__EXERCISE DIRECTIONS__:
Where does the string "gift" appear? Copy every line of the entries below that holds it.

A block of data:
________________

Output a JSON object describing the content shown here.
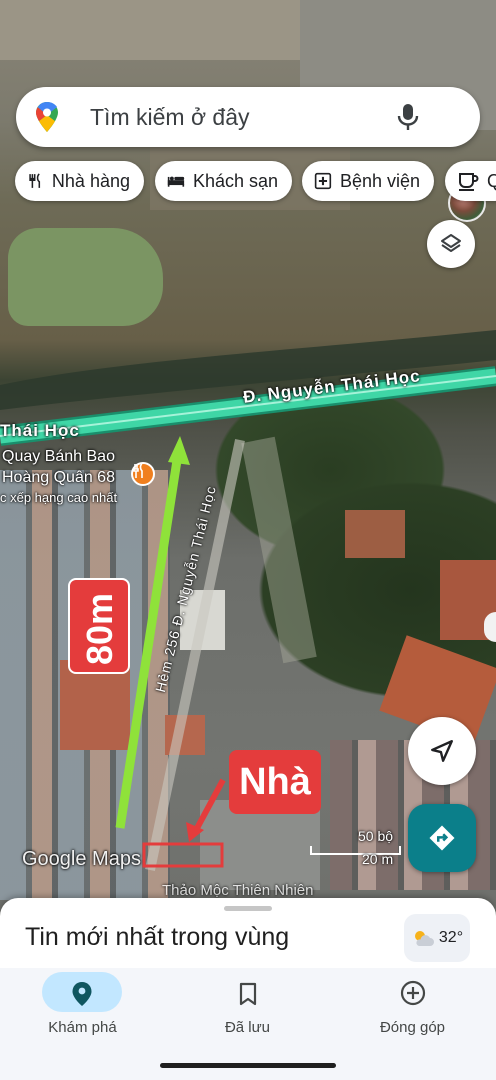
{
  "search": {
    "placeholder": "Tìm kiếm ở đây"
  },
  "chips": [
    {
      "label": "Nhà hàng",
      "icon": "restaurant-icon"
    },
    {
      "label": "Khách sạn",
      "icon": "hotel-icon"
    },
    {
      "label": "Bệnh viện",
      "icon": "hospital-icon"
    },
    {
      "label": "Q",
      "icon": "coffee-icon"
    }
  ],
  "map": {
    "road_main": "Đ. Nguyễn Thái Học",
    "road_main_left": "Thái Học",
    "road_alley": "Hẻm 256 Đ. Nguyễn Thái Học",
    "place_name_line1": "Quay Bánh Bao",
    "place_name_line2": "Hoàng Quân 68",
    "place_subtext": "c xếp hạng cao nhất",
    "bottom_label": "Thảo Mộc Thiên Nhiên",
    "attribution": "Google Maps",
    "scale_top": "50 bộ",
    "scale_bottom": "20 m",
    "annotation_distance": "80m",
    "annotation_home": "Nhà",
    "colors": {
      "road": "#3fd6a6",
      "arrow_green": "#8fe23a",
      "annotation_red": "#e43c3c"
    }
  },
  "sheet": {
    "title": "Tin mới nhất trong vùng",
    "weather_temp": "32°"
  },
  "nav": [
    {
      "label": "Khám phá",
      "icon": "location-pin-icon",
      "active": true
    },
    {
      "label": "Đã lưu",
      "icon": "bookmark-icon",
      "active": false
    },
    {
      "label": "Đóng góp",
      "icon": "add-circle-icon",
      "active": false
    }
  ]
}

________________

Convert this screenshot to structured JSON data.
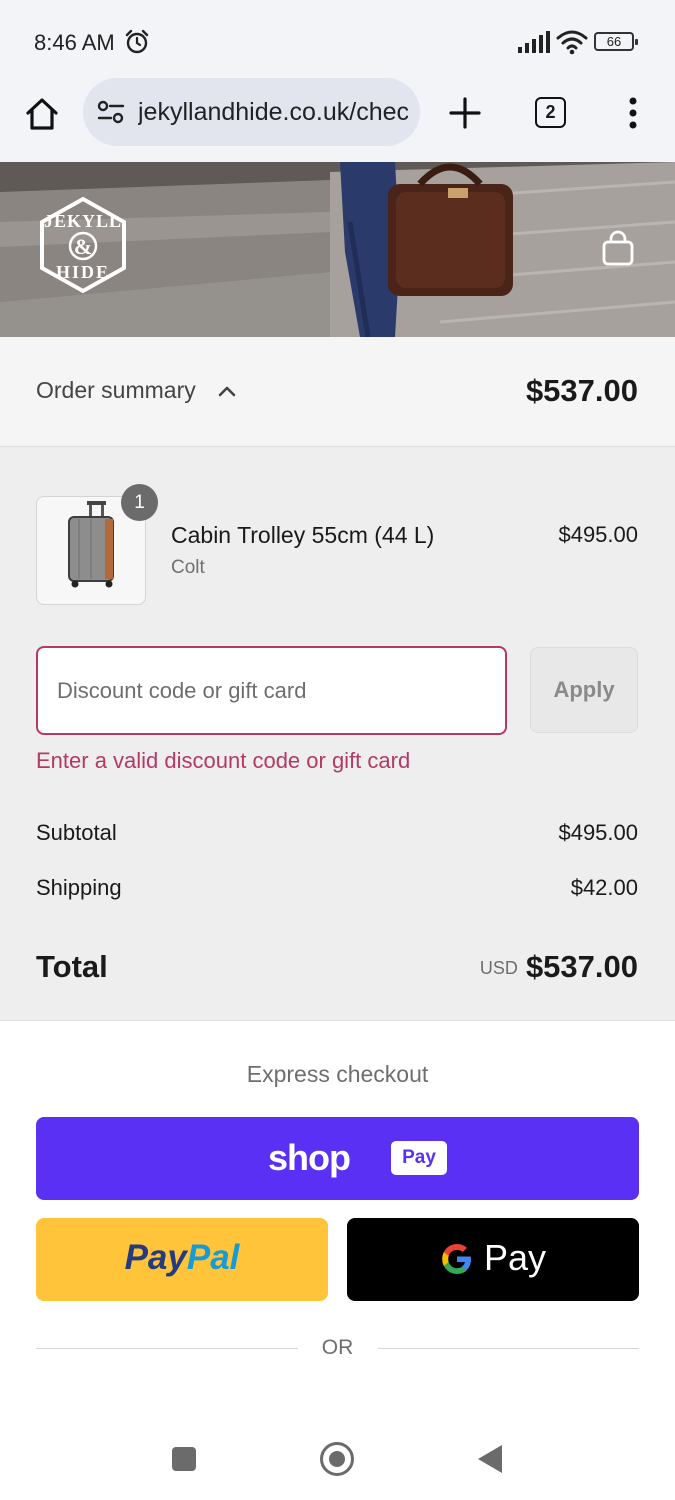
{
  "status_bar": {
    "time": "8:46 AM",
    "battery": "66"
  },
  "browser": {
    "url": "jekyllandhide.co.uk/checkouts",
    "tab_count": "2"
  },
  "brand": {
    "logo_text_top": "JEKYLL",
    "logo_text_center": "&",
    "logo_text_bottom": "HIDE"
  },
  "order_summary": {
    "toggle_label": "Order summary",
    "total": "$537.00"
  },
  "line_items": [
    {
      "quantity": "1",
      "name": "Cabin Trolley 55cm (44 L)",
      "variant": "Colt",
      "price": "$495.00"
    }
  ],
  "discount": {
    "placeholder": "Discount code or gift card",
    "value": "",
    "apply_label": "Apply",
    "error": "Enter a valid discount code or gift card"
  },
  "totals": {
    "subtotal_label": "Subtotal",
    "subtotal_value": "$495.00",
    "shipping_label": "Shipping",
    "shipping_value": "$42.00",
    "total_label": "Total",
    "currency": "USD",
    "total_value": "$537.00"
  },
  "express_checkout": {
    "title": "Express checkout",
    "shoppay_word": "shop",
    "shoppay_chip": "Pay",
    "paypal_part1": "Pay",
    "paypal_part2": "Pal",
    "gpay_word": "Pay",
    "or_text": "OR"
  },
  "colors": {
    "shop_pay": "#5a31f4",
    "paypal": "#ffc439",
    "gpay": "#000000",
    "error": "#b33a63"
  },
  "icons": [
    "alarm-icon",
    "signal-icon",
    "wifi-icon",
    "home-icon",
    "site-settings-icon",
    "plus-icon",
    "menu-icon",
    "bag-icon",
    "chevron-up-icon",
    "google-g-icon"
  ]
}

________________

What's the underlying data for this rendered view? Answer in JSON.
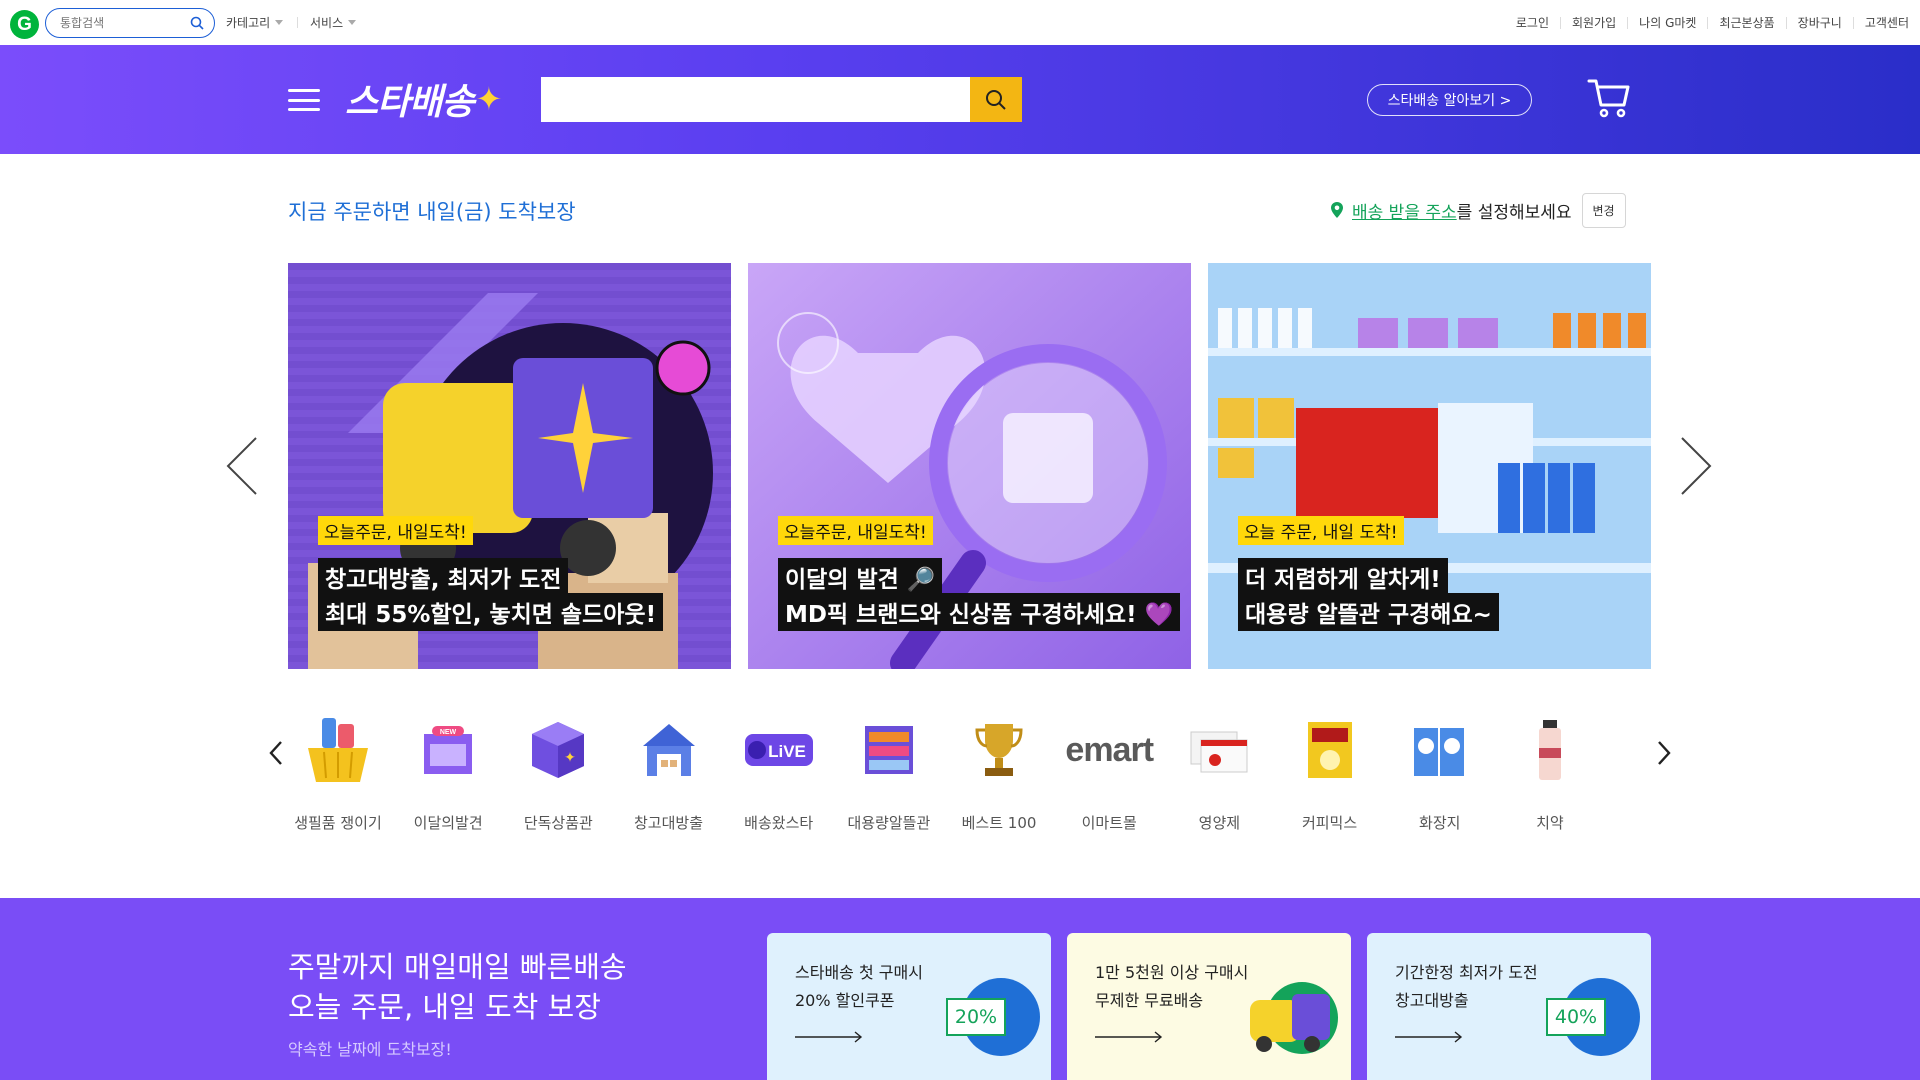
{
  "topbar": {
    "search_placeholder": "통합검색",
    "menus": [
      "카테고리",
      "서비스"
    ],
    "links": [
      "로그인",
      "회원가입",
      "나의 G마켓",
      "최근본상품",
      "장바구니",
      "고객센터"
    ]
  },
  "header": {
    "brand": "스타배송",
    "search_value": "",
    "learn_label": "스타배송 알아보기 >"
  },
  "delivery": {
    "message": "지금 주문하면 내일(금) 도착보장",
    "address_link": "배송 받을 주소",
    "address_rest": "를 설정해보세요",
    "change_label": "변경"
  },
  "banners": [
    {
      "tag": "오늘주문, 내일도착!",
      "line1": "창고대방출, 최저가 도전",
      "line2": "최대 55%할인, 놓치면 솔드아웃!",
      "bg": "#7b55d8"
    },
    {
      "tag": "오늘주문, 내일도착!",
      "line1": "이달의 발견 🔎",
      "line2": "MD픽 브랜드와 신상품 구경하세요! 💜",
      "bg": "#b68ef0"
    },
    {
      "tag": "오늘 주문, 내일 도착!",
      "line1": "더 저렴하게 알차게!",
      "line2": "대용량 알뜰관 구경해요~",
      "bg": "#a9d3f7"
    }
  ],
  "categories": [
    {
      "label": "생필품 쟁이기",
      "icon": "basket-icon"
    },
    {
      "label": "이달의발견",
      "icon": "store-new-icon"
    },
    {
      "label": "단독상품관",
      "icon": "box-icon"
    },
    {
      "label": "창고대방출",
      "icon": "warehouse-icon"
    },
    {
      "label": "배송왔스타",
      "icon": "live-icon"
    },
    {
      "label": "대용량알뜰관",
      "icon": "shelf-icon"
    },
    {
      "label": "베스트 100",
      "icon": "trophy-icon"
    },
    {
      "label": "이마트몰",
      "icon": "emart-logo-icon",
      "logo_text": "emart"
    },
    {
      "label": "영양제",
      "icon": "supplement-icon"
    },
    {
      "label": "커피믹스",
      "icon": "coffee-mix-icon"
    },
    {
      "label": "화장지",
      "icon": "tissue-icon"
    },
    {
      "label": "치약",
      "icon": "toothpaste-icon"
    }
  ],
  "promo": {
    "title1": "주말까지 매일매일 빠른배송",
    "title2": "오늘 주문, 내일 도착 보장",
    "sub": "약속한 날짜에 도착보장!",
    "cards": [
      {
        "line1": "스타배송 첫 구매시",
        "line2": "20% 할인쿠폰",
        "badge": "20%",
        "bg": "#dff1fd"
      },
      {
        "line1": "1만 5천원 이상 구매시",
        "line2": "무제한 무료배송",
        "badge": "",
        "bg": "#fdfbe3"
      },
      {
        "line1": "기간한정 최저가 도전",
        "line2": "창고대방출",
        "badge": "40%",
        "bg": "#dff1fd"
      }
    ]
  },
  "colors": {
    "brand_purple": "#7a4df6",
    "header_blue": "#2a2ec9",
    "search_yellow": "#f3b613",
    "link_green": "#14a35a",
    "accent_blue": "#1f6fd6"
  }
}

________________

__RESPONSE BELOW__:
    "placeholder": "Discount code or gift card",
    "error": "Enter a valid discount code or gift card"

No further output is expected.